"""

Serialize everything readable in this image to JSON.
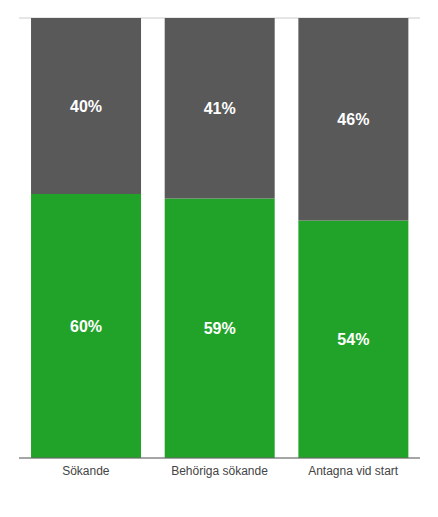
{
  "chart_data": {
    "type": "bar",
    "stacked": true,
    "categories": [
      "Sökande",
      "Behöriga sökande",
      "Antagna vid start"
    ],
    "series": [
      {
        "color": "#21a329",
        "values": [
          60,
          59,
          54
        ],
        "value_labels": [
          "60%",
          "59%",
          "54%"
        ]
      },
      {
        "color": "#595959",
        "values": [
          40,
          41,
          46
        ],
        "value_labels": [
          "40%",
          "41%",
          "46%"
        ]
      }
    ],
    "ylim": [
      0,
      100
    ],
    "yticks": [
      0,
      20,
      40,
      60,
      80,
      100
    ],
    "grid": true,
    "data_labels": true,
    "tick_labels": "x"
  }
}
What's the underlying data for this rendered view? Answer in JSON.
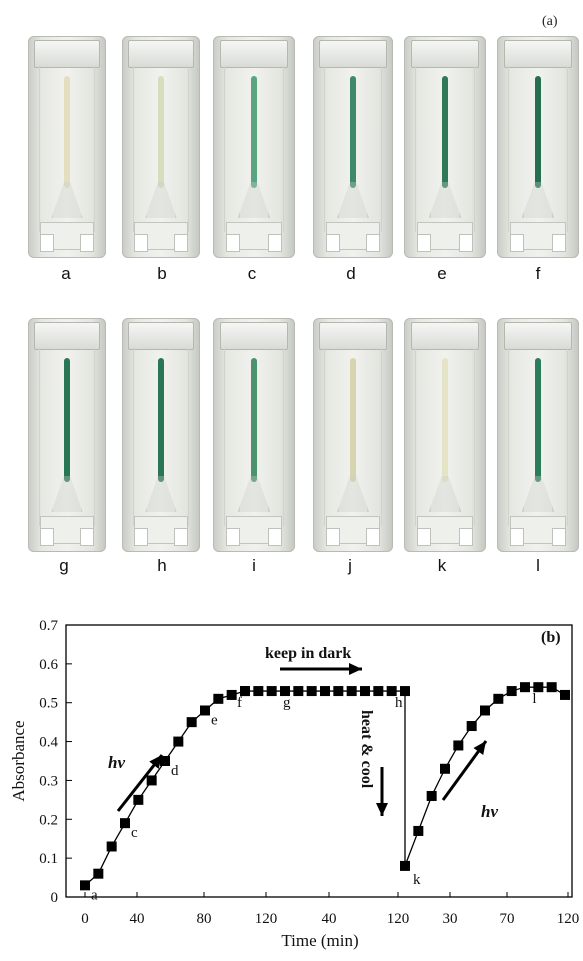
{
  "panel_a": {
    "label": "(a)",
    "vials": [
      {
        "label": "a",
        "tube_color": "#d9cf9a",
        "intensity": 0.15
      },
      {
        "label": "b",
        "tube_color": "#c4cf9c",
        "intensity": 0.25
      },
      {
        "label": "c",
        "tube_color": "#2f8f62",
        "intensity": 0.6
      },
      {
        "label": "d",
        "tube_color": "#217a52",
        "intensity": 0.75
      },
      {
        "label": "e",
        "tube_color": "#1d6e4b",
        "intensity": 0.85
      },
      {
        "label": "f",
        "tube_color": "#1a6645",
        "intensity": 0.9
      },
      {
        "label": "g",
        "tube_color": "#1d6e4b",
        "intensity": 0.9
      },
      {
        "label": "h",
        "tube_color": "#1d6e4b",
        "intensity": 0.9
      },
      {
        "label": "i",
        "tube_color": "#2a8055",
        "intensity": 0.7
      },
      {
        "label": "j",
        "tube_color": "#c9c48e",
        "intensity": 0.35
      },
      {
        "label": "k",
        "tube_color": "#dcd7a4",
        "intensity": 0.15
      },
      {
        "label": "l",
        "tube_color": "#1f7550",
        "intensity": 0.9
      }
    ]
  },
  "chart_data": {
    "type": "line",
    "panel_label": "(b)",
    "ylabel": "Absorbance",
    "xlabel": "Time (min)",
    "yticks": [
      "0",
      "0.1",
      "0.2",
      "0.3",
      "0.4",
      "0.5",
      "0.6",
      "0.7"
    ],
    "ylim": [
      0,
      0.7
    ],
    "xticks": [
      "0",
      "40",
      "80",
      "120",
      "40",
      "120",
      "30",
      "70",
      "120"
    ],
    "segments": [
      {
        "phase": "irradiation 1",
        "x": [
          0,
          10,
          20,
          30,
          40,
          50,
          60,
          70,
          80,
          90,
          100,
          110,
          120
        ],
        "y": [
          0.03,
          0.06,
          0.13,
          0.19,
          0.25,
          0.3,
          0.35,
          0.4,
          0.45,
          0.48,
          0.51,
          0.52,
          0.53
        ]
      },
      {
        "phase": "dark",
        "x": [
          0,
          10,
          20,
          30,
          40,
          50,
          60,
          70,
          80,
          90,
          100,
          110,
          120
        ],
        "y": [
          0.53,
          0.53,
          0.53,
          0.53,
          0.53,
          0.53,
          0.53,
          0.53,
          0.53,
          0.53,
          0.53,
          0.53,
          0.53
        ]
      },
      {
        "phase": "irradiation 2",
        "x": [
          0,
          10,
          20,
          30,
          40,
          50,
          60,
          70,
          80,
          90,
          100,
          110,
          120
        ],
        "y": [
          0.08,
          0.17,
          0.26,
          0.33,
          0.39,
          0.44,
          0.48,
          0.51,
          0.53,
          0.54,
          0.54,
          0.54,
          0.52
        ]
      }
    ],
    "point_labels": [
      {
        "text": "a",
        "seg": 0,
        "i": 0
      },
      {
        "text": "c",
        "seg": 0,
        "i": 3
      },
      {
        "text": "d",
        "seg": 0,
        "i": 6
      },
      {
        "text": "e",
        "seg": 0,
        "i": 9
      },
      {
        "text": "f",
        "seg": 0,
        "i": 12
      },
      {
        "text": "g",
        "seg": 1,
        "i": 3
      },
      {
        "text": "h",
        "seg": 1,
        "i": 12
      },
      {
        "text": "k",
        "seg": 2,
        "i": 0
      },
      {
        "text": "l",
        "seg": 2,
        "i": 10
      }
    ],
    "annotations": {
      "hv": "hv",
      "keep_in_dark": "keep in dark",
      "heat_cool": "heat & cool"
    }
  }
}
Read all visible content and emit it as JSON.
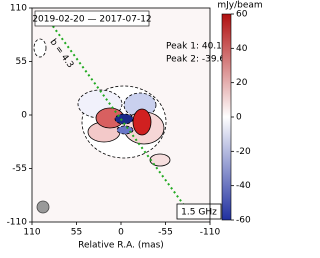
{
  "chart_data": {
    "type": "image",
    "x_label": "Relative R.A. (mas)",
    "xlim": [
      110,
      -110
    ],
    "xticks": [
      110,
      55,
      0,
      -55,
      -110
    ],
    "ylim": [
      -110,
      110
    ],
    "yticks": [
      110,
      55,
      0,
      -55,
      -110
    ],
    "epoch_label": "2019-02-20 — 2017-07-12",
    "peak_labels": [
      "Peak 1: 40.1",
      "Peak 2: -39.6"
    ],
    "line_label": "b = 4.3",
    "line_color": "#22aa22",
    "frequency_label": "1.5 GHz",
    "colorbar": {
      "label": "mJy/beam",
      "lim": [
        -60,
        60
      ],
      "ticks": [
        60,
        40,
        20,
        0,
        -20,
        -40,
        -60
      ],
      "colors": [
        "#2030a0",
        "#ffffff",
        "#b01010"
      ]
    }
  }
}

"""

### [Written task]
Without the pictures, repeat the listing above exactly.

### [Expected answer]
Serialize everything readable in this image to JSON.
{
  "chart_data": {
    "type": "bar",
    "stacked": true,
    "categories": [
      "Sökande",
      "Behöriga sökande",
      "Antagna vid start"
    ],
    "series": [
      {
        "color": "#21a329",
        "values": [
          60,
          59,
          54
        ],
        "value_labels": [
          "60%",
          "59%",
          "54%"
        ]
      },
      {
        "color": "#595959",
        "values": [
          40,
          41,
          46
        ],
        "value_labels": [
          "40%",
          "41%",
          "46%"
        ]
      }
    ],
    "ylim": [
      0,
      100
    ],
    "yticks": [
      0,
      20,
      40,
      60,
      80,
      100
    ],
    "grid": true,
    "data_labels": true,
    "tick_labels": "x"
  }
}
What's the underlying data for this rendered view? Answer in JSON.
{
  "panel_a": {
    "label": "(a)",
    "vials": [
      {
        "label": "a",
        "tube_color": "#d9cf9a",
        "intensity": 0.15
      },
      {
        "label": "b",
        "tube_color": "#c4cf9c",
        "intensity": 0.25
      },
      {
        "label": "c",
        "tube_color": "#2f8f62",
        "intensity": 0.6
      },
      {
        "label": "d",
        "tube_color": "#217a52",
        "intensity": 0.75
      },
      {
        "label": "e",
        "tube_color": "#1d6e4b",
        "intensity": 0.85
      },
      {
        "label": "f",
        "tube_color": "#1a6645",
        "intensity": 0.9
      },
      {
        "label": "g",
        "tube_color": "#1d6e4b",
        "intensity": 0.9
      },
      {
        "label": "h",
        "tube_color": "#1d6e4b",
        "intensity": 0.9
      },
      {
        "label": "i",
        "tube_color": "#2a8055",
        "intensity": 0.7
      },
      {
        "label": "j",
        "tube_color": "#c9c48e",
        "intensity": 0.35
      },
      {
        "label": "k",
        "tube_color": "#dcd7a4",
        "intensity": 0.15
      },
      {
        "label": "l",
        "tube_color": "#1f7550",
        "intensity": 0.9
      }
    ]
  },
  "chart_data": {
    "type": "line",
    "panel_label": "(b)",
    "ylabel": "Absorbance",
    "xlabel": "Time (min)",
    "yticks": [
      "0",
      "0.1",
      "0.2",
      "0.3",
      "0.4",
      "0.5",
      "0.6",
      "0.7"
    ],
    "ylim": [
      0,
      0.7
    ],
    "xticks": [
      "0",
      "40",
      "80",
      "120",
      "40",
      "120",
      "30",
      "70",
      "120"
    ],
    "segments": [
      {
        "phase": "irradiation 1",
        "x": [
          0,
          10,
          20,
          30,
          40,
          50,
          60,
          70,
          80,
          90,
          100,
          110,
          120
        ],
        "y": [
          0.03,
          0.06,
          0.13,
          0.19,
          0.25,
          0.3,
          0.35,
          0.4,
          0.45,
          0.48,
          0.51,
          0.52,
          0.53
        ]
      },
      {
        "phase": "dark",
        "x": [
          0,
          10,
          20,
          30,
          40,
          50,
          60,
          70,
          80,
          90,
          100,
          110,
          120
        ],
        "y": [
          0.53,
          0.53,
          0.53,
          0.53,
          0.53,
          0.53,
          0.53,
          0.53,
          0.53,
          0.53,
          0.53,
          0.53,
          0.53
        ]
      },
      {
        "phase": "irradiation 2",
        "x": [
          0,
          10,
          20,
          30,
          40,
          50,
          60,
          70,
          80,
          90,
          100,
          110,
          120
        ],
        "y": [
          0.08,
          0.17,
          0.26,
          0.33,
          0.39,
          0.44,
          0.48,
          0.51,
          0.53,
          0.54,
          0.54,
          0.54,
          0.52
        ]
      }
    ],
    "point_labels": [
      {
        "text": "a",
        "seg": 0,
        "i": 0
      },
      {
        "text": "c",
        "seg": 0,
        "i": 3
      },
      {
        "text": "d",
        "seg": 0,
        "i": 6
      },
      {
        "text": "e",
        "seg": 0,
        "i": 9
      },
      {
        "text": "f",
        "seg": 0,
        "i": 12
      },
      {
        "text": "g",
        "seg": 1,
        "i": 3
      },
      {
        "text": "h",
        "seg": 1,
        "i": 12
      },
      {
        "text": "k",
        "seg": 2,
        "i": 0
      },
      {
        "text": "l",
        "seg": 2,
        "i": 10
      }
    ],
    "annotations": {
      "hv": "hv",
      "keep_in_dark": "keep in dark",
      "heat_cool": "heat & cool"
    }
  }
}
Read all visible content and emit it as JSON.
{
  "chart_data": {
    "type": "image",
    "x_label": "Relative R.A. (mas)",
    "xlim": [
      110,
      -110
    ],
    "xticks": [
      110,
      55,
      0,
      -55,
      -110
    ],
    "ylim": [
      -110,
      110
    ],
    "yticks": [
      110,
      55,
      0,
      -55,
      -110
    ],
    "epoch_label": "2019-02-20 — 2017-07-12",
    "peak_labels": [
      "Peak 1: 40.1",
      "Peak 2: -39.6"
    ],
    "line_label": "b = 4.3",
    "line_color": "#22aa22",
    "frequency_label": "1.5 GHz",
    "colorbar": {
      "label": "mJy/beam",
      "lim": [
        -60,
        60
      ],
      "ticks": [
        60,
        40,
        20,
        0,
        -20,
        -40,
        -60
      ],
      "colors": [
        "#2030a0",
        "#ffffff",
        "#b01010"
      ]
    }
  }
}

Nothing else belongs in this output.